State only the count of lines in the listing below that hold "Purchasing".

──────── Provided entries

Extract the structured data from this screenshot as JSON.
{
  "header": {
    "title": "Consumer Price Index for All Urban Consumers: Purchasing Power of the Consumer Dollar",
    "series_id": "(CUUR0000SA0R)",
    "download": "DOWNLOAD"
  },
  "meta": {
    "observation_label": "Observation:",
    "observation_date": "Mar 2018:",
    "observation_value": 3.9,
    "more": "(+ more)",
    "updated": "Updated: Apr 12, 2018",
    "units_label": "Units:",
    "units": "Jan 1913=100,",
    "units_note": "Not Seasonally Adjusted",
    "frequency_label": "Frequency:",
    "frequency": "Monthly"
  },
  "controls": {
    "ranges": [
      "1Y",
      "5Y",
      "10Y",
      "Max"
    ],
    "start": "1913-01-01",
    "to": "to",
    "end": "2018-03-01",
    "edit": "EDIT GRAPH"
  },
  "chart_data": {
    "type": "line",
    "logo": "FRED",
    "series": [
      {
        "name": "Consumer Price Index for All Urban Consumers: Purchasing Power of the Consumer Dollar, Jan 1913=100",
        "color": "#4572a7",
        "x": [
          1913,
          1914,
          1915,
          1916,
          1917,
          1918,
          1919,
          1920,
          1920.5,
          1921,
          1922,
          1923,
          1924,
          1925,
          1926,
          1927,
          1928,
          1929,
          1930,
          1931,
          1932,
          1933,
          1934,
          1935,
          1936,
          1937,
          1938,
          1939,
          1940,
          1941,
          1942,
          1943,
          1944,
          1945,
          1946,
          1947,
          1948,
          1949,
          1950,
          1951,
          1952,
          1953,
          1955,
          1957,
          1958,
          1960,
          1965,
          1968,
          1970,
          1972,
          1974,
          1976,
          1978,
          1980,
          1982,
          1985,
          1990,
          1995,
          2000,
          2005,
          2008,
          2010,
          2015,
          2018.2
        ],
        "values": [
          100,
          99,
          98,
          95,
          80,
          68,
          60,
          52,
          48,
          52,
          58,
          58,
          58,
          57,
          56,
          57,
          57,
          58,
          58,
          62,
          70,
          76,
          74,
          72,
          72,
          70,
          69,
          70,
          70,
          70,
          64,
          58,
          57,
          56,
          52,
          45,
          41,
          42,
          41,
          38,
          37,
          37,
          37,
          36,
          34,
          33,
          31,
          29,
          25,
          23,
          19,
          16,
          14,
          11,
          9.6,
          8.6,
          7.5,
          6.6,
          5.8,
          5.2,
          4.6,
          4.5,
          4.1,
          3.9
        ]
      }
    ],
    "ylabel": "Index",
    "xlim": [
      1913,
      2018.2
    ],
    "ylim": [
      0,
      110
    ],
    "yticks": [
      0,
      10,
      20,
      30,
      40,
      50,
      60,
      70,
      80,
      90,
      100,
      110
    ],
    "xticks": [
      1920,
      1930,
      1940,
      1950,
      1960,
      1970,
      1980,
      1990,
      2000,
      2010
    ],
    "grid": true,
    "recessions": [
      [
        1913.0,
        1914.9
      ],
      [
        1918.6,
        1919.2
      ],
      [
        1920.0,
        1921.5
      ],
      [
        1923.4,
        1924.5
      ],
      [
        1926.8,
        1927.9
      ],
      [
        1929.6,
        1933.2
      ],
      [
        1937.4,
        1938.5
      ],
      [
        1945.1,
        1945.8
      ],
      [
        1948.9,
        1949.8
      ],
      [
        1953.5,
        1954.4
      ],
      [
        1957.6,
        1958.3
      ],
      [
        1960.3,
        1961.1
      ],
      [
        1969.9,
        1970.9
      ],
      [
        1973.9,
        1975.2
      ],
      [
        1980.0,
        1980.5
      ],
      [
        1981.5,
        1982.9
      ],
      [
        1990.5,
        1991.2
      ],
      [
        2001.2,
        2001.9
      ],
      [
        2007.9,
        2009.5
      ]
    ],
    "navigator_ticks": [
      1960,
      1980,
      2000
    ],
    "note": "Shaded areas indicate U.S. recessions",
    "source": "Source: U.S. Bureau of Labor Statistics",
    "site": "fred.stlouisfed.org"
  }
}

────────────────

» **The answer**
2